[Figure contents as structured data]

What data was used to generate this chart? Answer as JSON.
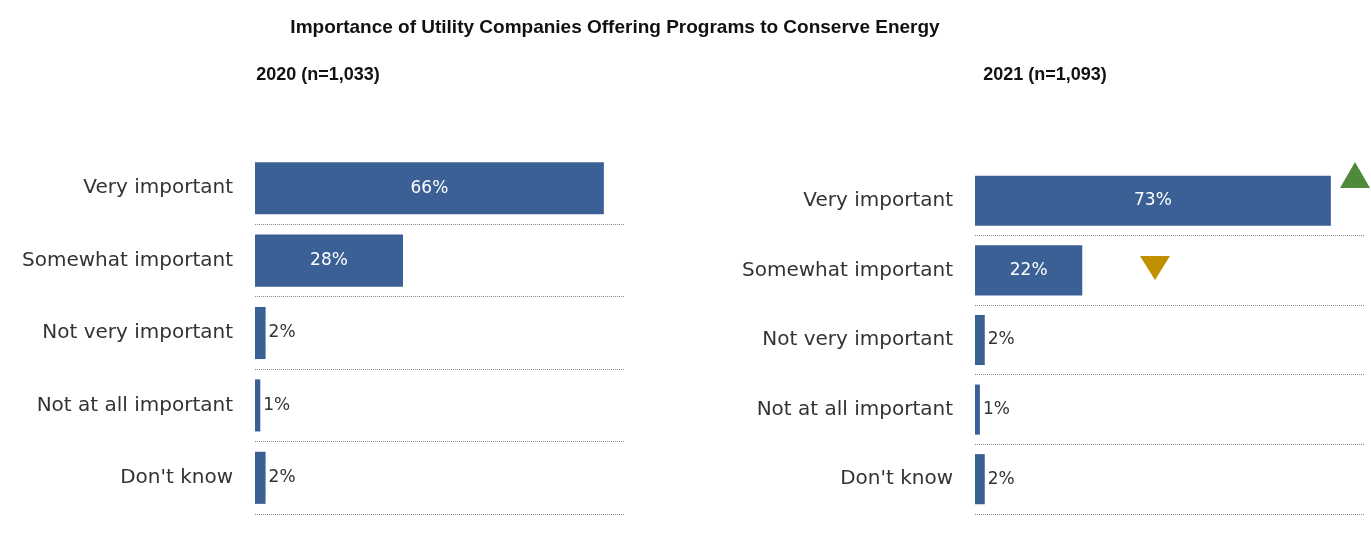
{
  "chart_data": [
    {
      "type": "bar",
      "orientation": "horizontal",
      "title": "Importance of Utility Companies Offering Programs to Conserve Energy",
      "subtitle": "2020 (n=1,033)",
      "categories": [
        "Very important",
        "Somewhat important",
        "Not very important",
        "Not at all important",
        "Don't know"
      ],
      "values": [
        66,
        28,
        2,
        1,
        2
      ],
      "value_labels": [
        "66%",
        "28%",
        "2%",
        "1%",
        "2%"
      ],
      "color": "#3a6096",
      "grid": "y",
      "tick_labels": "y",
      "legend": false
    },
    {
      "type": "bar",
      "orientation": "horizontal",
      "subtitle": "2021 (n=1,093)",
      "categories": [
        "Very important",
        "Somewhat important",
        "Not very important",
        "Not at all important",
        "Don't know"
      ],
      "values": [
        73,
        22,
        2,
        1,
        2
      ],
      "value_labels": [
        "73%",
        "22%",
        "2%",
        "1%",
        "2%"
      ],
      "color": "#3a6096",
      "grid": "y",
      "tick_labels": "y",
      "legend": false
    }
  ]
}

=== Given instruction ===
Examine the records and report how many lines contain the string "subtitle". Only the number should be given.

=== Output for this exercise ===
2